» CHALLENGE: Only the number is wanted: count the lines that include the word "name".
-- BEGIN ROWS --
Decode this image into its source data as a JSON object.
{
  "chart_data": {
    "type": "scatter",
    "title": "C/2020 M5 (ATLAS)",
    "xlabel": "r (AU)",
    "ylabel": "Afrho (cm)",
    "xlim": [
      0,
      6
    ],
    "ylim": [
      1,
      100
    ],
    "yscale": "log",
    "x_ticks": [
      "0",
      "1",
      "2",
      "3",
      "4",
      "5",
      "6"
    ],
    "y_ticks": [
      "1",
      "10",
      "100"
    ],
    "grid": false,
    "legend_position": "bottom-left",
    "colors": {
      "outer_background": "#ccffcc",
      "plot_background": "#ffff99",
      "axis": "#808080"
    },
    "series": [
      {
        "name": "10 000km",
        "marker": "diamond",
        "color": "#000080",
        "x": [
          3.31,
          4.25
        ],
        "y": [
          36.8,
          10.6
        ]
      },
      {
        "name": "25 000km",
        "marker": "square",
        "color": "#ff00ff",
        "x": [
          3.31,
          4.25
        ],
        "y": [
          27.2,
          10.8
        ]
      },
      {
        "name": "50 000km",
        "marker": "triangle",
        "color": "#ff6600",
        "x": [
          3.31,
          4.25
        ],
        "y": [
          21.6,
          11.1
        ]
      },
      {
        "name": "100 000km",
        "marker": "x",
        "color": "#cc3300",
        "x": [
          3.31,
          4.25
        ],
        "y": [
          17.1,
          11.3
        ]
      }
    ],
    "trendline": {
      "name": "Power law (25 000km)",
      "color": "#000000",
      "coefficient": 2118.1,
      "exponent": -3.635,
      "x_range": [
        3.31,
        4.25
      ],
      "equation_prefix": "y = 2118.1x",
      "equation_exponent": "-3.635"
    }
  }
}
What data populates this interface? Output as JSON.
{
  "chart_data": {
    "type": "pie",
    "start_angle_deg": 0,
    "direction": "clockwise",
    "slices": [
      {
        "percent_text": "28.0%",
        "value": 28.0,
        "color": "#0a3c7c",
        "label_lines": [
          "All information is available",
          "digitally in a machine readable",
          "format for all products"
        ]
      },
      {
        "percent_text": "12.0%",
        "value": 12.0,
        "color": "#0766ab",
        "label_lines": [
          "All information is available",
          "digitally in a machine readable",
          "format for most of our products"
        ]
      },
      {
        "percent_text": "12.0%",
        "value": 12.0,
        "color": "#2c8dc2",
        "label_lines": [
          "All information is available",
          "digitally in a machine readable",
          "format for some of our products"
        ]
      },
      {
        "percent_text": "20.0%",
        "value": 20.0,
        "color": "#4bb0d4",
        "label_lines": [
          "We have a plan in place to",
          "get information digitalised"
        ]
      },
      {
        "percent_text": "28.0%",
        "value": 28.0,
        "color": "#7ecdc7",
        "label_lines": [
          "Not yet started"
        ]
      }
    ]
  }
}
-- END ROWS --
» THE REPLY: 5